> DO THIS
Everything from the line with "What text is on this page?" through the last line of the records below should be copied exactly, both ends included.

> RECORDS FOR THE EXERCISE
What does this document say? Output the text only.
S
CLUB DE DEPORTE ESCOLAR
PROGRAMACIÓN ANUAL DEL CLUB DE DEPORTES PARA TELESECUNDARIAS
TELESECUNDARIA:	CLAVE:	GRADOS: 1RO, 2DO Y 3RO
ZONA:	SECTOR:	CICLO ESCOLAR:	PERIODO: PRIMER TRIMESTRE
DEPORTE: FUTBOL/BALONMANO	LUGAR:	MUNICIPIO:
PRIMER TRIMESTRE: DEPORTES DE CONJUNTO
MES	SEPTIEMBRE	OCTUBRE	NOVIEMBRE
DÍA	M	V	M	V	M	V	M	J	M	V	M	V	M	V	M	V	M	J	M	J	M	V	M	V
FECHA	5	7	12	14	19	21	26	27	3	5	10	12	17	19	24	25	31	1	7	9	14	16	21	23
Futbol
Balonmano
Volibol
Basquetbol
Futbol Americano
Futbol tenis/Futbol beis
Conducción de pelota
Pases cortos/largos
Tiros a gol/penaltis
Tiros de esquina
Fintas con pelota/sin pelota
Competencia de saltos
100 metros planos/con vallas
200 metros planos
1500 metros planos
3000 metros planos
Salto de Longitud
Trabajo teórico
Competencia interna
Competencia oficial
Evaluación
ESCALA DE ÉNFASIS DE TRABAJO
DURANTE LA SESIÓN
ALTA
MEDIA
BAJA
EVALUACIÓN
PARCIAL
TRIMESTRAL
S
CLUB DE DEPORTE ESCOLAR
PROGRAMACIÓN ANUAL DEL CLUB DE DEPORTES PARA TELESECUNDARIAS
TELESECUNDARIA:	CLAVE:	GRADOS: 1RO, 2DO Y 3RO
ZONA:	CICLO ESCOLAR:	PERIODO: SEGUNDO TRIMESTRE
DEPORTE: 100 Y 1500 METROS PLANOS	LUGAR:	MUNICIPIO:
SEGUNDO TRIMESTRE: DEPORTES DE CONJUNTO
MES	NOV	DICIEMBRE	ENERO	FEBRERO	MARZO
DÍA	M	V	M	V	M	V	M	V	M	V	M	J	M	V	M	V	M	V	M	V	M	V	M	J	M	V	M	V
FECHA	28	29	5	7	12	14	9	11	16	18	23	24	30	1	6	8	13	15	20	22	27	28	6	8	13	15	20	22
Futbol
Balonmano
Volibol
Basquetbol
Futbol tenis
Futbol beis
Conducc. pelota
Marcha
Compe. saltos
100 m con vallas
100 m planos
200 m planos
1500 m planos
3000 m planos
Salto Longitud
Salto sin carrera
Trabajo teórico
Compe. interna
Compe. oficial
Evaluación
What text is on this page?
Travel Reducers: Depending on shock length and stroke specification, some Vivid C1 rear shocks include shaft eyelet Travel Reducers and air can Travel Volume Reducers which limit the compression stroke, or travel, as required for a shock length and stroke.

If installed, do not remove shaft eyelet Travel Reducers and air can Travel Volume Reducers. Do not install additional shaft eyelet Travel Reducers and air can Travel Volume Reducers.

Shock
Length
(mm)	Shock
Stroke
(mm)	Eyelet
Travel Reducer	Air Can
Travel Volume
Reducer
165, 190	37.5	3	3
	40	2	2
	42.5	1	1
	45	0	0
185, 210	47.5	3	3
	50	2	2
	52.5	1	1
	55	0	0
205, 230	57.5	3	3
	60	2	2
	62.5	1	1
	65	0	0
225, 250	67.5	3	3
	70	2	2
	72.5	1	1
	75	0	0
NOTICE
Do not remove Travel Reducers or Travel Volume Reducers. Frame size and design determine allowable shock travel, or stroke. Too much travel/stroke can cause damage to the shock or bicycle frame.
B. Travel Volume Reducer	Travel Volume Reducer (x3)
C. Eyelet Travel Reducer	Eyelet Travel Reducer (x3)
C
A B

> SOLVED PROBLEM
What text is on this page?
Travel Reducers: Depending on shock length and stroke specification, some Vivid C1 rear shocks include shaft eyelet Travel Reducers and air can Travel Volume Reducers which limit the compression stroke, or travel, as required for a shock length and stroke.

If installed, do not remove shaft eyelet Travel Reducers and air can Travel Volume Reducers. Do not install additional shaft eyelet Travel Reducers and air can Travel Volume Reducers.

Shock
Length
(mm)	Shock
Stroke
(mm)	Eyelet
Travel Reducer	Air Can
Travel Volume
Reducer
165, 190	37.5	3	3
	40	2	2
	42.5	1	1
	45	0	0
185, 210	47.5	3	3
	50	2	2
	52.5	1	1
	55	0	0
205, 230	57.5	3	3
	60	2	2
	62.5	1	1
	65	0	0
225, 250	67.5	3	3
	70	2	2
	72.5	1	1
	75	0	0
NOTICE
Do not remove Travel Reducers or Travel Volume Reducers. Frame size and design determine allowable shock travel, or stroke. Too much travel/stroke can cause damage to the shock or bicycle frame.
B. Travel Volume Reducer	Travel Volume Reducer (x3)
C. Eyelet Travel Reducer	Eyelet Travel Reducer (x3)
C
A B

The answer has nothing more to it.